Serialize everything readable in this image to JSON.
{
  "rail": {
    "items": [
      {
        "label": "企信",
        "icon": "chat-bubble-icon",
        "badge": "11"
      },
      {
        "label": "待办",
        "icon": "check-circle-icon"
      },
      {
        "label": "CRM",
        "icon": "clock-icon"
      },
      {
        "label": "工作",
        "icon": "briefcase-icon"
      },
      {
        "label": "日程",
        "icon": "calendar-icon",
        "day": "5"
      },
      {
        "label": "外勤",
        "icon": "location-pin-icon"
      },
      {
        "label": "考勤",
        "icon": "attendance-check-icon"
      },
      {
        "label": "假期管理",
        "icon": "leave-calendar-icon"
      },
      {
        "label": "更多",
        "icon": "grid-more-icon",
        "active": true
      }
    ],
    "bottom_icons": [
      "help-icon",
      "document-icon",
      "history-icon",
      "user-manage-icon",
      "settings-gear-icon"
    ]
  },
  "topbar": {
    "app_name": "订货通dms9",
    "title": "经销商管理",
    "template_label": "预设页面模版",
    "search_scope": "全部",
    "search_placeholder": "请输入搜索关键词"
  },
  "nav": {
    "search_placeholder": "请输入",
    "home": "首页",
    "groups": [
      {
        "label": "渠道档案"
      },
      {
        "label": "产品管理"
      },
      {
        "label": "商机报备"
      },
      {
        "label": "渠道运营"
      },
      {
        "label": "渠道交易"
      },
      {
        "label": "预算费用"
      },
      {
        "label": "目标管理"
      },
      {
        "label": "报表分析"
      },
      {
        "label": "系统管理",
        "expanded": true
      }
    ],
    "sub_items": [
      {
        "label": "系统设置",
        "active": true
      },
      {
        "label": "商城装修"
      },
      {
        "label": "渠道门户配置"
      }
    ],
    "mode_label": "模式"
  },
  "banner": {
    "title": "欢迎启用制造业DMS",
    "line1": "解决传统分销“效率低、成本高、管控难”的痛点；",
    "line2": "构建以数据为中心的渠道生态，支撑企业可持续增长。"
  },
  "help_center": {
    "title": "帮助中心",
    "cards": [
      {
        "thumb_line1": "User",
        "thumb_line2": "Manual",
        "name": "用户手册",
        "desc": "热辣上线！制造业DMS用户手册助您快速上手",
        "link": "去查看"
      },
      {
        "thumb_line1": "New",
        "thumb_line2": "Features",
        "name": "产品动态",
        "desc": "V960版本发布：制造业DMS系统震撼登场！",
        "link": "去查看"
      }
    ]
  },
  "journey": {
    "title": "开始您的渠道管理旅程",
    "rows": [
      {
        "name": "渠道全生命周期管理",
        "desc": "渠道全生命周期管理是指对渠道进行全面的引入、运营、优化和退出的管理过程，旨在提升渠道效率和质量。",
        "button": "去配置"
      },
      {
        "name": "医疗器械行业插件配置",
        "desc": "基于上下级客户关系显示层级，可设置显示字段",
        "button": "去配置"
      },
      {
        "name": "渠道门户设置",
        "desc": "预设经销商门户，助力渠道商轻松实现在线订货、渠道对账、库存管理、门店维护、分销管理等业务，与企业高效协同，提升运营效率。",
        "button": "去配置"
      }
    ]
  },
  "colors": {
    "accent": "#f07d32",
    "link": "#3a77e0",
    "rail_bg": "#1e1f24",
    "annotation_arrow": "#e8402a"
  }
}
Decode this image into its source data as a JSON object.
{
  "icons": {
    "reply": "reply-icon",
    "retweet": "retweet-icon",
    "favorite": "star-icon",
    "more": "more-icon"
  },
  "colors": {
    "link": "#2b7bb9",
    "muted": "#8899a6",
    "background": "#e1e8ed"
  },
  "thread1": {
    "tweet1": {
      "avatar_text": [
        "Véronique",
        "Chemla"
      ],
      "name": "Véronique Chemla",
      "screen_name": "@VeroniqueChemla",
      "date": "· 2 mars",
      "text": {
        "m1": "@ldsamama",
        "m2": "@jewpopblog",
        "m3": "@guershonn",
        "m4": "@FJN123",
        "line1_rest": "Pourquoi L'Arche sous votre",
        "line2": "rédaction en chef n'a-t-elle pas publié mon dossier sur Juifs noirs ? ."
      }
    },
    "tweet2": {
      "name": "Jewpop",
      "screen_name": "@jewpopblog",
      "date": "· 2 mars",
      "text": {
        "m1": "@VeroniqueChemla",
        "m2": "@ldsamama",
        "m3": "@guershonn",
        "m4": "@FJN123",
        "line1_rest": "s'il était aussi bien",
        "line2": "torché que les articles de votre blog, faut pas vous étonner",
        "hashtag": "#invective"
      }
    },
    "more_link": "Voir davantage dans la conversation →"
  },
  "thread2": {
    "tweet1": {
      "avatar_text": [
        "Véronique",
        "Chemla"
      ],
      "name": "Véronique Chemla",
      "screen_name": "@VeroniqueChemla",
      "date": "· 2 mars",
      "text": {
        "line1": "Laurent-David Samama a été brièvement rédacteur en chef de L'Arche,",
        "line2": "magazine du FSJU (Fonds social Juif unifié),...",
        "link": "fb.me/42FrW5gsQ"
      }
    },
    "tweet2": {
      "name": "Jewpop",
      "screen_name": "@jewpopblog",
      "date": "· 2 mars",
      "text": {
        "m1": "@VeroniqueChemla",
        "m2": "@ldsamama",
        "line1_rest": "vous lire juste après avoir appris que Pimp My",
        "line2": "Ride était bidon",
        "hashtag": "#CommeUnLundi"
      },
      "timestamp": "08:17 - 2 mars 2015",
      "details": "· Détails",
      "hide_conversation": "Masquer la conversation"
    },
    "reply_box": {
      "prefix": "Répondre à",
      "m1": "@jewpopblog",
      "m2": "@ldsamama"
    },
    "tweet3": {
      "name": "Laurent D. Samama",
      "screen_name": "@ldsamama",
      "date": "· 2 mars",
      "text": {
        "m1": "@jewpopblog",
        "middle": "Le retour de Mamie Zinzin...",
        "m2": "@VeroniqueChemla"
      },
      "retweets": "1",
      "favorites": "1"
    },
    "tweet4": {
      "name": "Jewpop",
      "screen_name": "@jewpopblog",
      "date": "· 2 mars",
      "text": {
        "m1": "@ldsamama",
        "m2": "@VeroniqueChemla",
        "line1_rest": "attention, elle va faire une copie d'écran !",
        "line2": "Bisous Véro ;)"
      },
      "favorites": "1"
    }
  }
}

## EXERCISE REQUIREMENTS
Set down all of the entries exactly, please.

## SOLUTION TO THIS EXERCISE
Serialize everything readable in this image to JSON.
{
  "rail": {
    "items": [
      {
        "label": "企信",
        "icon": "chat-bubble-icon",
        "badge": "11"
      },
      {
        "label": "待办",
        "icon": "check-circle-icon"
      },
      {
        "label": "CRM",
        "icon": "clock-icon"
      },
      {
        "label": "工作",
        "icon": "briefcase-icon"
      },
      {
        "label": "日程",
        "icon": "calendar-icon",
        "day": "5"
      },
      {
        "label": "外勤",
        "icon": "location-pin-icon"
      },
      {
        "label": "考勤",
        "icon": "attendance-check-icon"
      },
      {
        "label": "假期管理",
        "icon": "leave-calendar-icon"
      },
      {
        "label": "更多",
        "icon": "grid-more-icon",
        "active": true
      }
    ],
    "bottom_icons": [
      "help-icon",
      "document-icon",
      "history-icon",
      "user-manage-icon",
      "settings-gear-icon"
    ]
  },
  "topbar": {
    "app_name": "订货通dms9",
    "title": "经销商管理",
    "template_label": "预设页面模版",
    "search_scope": "全部",
    "search_placeholder": "请输入搜索关键词"
  },
  "nav": {
    "search_placeholder": "请输入",
    "home": "首页",
    "groups": [
      {
        "label": "渠道档案"
      },
      {
        "label": "产品管理"
      },
      {
        "label": "商机报备"
      },
      {
        "label": "渠道运营"
      },
      {
        "label": "渠道交易"
      },
      {
        "label": "预算费用"
      },
      {
        "label": "目标管理"
      },
      {
        "label": "报表分析"
      },
      {
        "label": "系统管理",
        "expanded": true
      }
    ],
    "sub_items": [
      {
        "label": "系统设置",
        "active": true
      },
      {
        "label": "商城装修"
      },
      {
        "label": "渠道门户配置"
      }
    ],
    "mode_label": "模式"
  },
  "banner": {
    "title": "欢迎启用制造业DMS",
    "line1": "解决传统分销“效率低、成本高、管控难”的痛点；",
    "line2": "构建以数据为中心的渠道生态，支撑企业可持续增长。"
  },
  "help_center": {
    "title": "帮助中心",
    "cards": [
      {
        "thumb_line1": "User",
        "thumb_line2": "Manual",
        "name": "用户手册",
        "desc": "热辣上线！制造业DMS用户手册助您快速上手",
        "link": "去查看"
      },
      {
        "thumb_line1": "New",
        "thumb_line2": "Features",
        "name": "产品动态",
        "desc": "V960版本发布：制造业DMS系统震撼登场！",
        "link": "去查看"
      }
    ]
  },
  "journey": {
    "title": "开始您的渠道管理旅程",
    "rows": [
      {
        "name": "渠道全生命周期管理",
        "desc": "渠道全生命周期管理是指对渠道进行全面的引入、运营、优化和退出的管理过程，旨在提升渠道效率和质量。",
        "button": "去配置"
      },
      {
        "name": "医疗器械行业插件配置",
        "desc": "基于上下级客户关系显示层级，可设置显示字段",
        "button": "去配置"
      },
      {
        "name": "渠道门户设置",
        "desc": "预设经销商门户，助力渠道商轻松实现在线订货、渠道对账、库存管理、门店维护、分销管理等业务，与企业高效协同，提升运营效率。",
        "button": "去配置"
      }
    ]
  },
  "colors": {
    "accent": "#f07d32",
    "link": "#3a77e0",
    "rail_bg": "#1e1f24",
    "annotation_arrow": "#e8402a"
  }
}
Decode this image into its source data as a JSON object.
{
  "icons": {
    "reply": "reply-icon",
    "retweet": "retweet-icon",
    "favorite": "star-icon",
    "more": "more-icon"
  },
  "colors": {
    "link": "#2b7bb9",
    "muted": "#8899a6",
    "background": "#e1e8ed"
  },
  "thread1": {
    "tweet1": {
      "avatar_text": [
        "Véronique",
        "Chemla"
      ],
      "name": "Véronique Chemla",
      "screen_name": "@VeroniqueChemla",
      "date": "· 2 mars",
      "text": {
        "m1": "@ldsamama",
        "m2": "@jewpopblog",
        "m3": "@guershonn",
        "m4": "@FJN123",
        "line1_rest": "Pourquoi L'Arche sous votre",
        "line2": "rédaction en chef n'a-t-elle pas publié mon dossier sur Juifs noirs ? ."
      }
    },
    "tweet2": {
      "name": "Jewpop",
      "screen_name": "@jewpopblog",
      "date": "· 2 mars",
      "text": {
        "m1": "@VeroniqueChemla",
        "m2": "@ldsamama",
        "m3": "@guershonn",
        "m4": "@FJN123",
        "line1_rest": "s'il était aussi bien",
        "line2": "torché que les articles de votre blog, faut pas vous étonner",
        "hashtag": "#invective"
      }
    },
    "more_link": "Voir davantage dans la conversation →"
  },
  "thread2": {
    "tweet1": {
      "avatar_text": [
        "Véronique",
        "Chemla"
      ],
      "name": "Véronique Chemla",
      "screen_name": "@VeroniqueChemla",
      "date": "· 2 mars",
      "text": {
        "line1": "Laurent-David Samama a été brièvement rédacteur en chef de L'Arche,",
        "line2": "magazine du FSJU (Fonds social Juif unifié),...",
        "link": "fb.me/42FrW5gsQ"
      }
    },
    "tweet2": {
      "name": "Jewpop",
      "screen_name": "@jewpopblog",
      "date": "· 2 mars",
      "text": {
        "m1": "@VeroniqueChemla",
        "m2": "@ldsamama",
        "line1_rest": "vous lire juste après avoir appris que Pimp My",
        "line2": "Ride était bidon",
        "hashtag": "#CommeUnLundi"
      },
      "timestamp": "08:17 - 2 mars 2015",
      "details": "· Détails",
      "hide_conversation": "Masquer la conversation"
    },
    "reply_box": {
      "prefix": "Répondre à",
      "m1": "@jewpopblog",
      "m2": "@ldsamama"
    },
    "tweet3": {
      "name": "Laurent D. Samama",
      "screen_name": "@ldsamama",
      "date": "· 2 mars",
      "text": {
        "m1": "@jewpopblog",
        "middle": "Le retour de Mamie Zinzin...",
        "m2": "@VeroniqueChemla"
      },
      "retweets": "1",
      "favorites": "1"
    },
    "tweet4": {
      "name": "Jewpop",
      "screen_name": "@jewpopblog",
      "date": "· 2 mars",
      "text": {
        "m1": "@ldsamama",
        "m2": "@VeroniqueChemla",
        "line1_rest": "attention, elle va faire une copie d'écran !",
        "line2": "Bisous Véro ;)"
      },
      "favorites": "1"
    }
  }
}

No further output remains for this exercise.